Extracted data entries

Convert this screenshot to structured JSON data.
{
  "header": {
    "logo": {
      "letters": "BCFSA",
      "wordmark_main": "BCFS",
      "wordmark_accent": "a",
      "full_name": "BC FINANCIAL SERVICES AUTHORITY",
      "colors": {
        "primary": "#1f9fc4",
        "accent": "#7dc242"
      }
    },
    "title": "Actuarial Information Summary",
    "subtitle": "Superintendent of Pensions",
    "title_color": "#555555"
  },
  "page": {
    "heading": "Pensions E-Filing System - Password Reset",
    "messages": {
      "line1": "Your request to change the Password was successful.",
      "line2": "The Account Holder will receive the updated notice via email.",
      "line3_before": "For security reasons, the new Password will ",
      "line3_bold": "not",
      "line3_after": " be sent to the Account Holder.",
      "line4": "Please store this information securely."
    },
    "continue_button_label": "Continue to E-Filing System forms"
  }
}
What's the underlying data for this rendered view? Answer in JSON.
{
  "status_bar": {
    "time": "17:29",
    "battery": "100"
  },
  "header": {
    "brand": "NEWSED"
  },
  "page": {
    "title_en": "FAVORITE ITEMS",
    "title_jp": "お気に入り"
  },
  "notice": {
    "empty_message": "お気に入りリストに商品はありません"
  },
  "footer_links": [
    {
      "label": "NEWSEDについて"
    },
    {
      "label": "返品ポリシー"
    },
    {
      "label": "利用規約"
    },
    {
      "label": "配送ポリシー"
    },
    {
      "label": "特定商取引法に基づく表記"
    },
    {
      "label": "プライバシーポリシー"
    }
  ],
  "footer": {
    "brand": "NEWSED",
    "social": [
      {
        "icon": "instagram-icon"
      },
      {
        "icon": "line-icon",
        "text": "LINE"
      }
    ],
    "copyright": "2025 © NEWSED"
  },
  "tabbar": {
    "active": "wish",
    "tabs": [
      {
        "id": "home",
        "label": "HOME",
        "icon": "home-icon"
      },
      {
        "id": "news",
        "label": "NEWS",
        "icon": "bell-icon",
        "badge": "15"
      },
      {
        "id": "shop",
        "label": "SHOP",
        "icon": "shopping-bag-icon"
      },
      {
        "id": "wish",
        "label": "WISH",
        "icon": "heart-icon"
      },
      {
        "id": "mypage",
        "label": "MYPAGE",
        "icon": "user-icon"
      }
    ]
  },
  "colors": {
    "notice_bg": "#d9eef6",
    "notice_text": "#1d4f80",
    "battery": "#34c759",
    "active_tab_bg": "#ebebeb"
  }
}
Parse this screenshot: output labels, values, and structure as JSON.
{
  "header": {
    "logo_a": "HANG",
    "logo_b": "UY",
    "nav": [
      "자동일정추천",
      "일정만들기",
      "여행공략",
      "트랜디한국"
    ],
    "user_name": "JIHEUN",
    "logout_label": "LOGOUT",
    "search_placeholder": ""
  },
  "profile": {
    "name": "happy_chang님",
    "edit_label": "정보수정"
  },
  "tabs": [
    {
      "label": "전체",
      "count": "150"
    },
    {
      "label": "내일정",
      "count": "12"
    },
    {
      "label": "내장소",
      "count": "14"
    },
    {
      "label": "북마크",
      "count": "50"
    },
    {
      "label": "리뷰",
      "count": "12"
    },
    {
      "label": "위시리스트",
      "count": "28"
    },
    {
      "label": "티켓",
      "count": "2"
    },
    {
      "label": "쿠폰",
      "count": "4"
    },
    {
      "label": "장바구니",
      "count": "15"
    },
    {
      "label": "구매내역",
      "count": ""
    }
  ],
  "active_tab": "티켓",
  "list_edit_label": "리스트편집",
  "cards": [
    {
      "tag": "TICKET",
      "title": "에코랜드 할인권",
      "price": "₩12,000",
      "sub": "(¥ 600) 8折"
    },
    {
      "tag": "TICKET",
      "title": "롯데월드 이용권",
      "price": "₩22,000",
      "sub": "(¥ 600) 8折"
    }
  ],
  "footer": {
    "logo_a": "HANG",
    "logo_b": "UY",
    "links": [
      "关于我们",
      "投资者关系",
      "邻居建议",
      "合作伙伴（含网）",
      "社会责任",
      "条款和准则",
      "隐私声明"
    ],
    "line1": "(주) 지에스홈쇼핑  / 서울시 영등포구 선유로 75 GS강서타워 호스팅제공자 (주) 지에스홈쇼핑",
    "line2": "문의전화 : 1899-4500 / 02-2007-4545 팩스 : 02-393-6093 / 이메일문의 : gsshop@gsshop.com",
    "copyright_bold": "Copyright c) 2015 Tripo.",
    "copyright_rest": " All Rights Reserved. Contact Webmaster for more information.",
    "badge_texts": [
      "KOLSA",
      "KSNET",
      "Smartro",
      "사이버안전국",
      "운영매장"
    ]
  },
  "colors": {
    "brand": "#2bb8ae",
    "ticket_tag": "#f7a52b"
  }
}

GIVEN PROBLEM: From the records, copy every line that has the string "Account" in it.

OUTPUT FOR THIS TASK:
      "line2": "The Account Holder will receive the updated notice via email.",
      "line3_after": " be sent to the Account Holder.",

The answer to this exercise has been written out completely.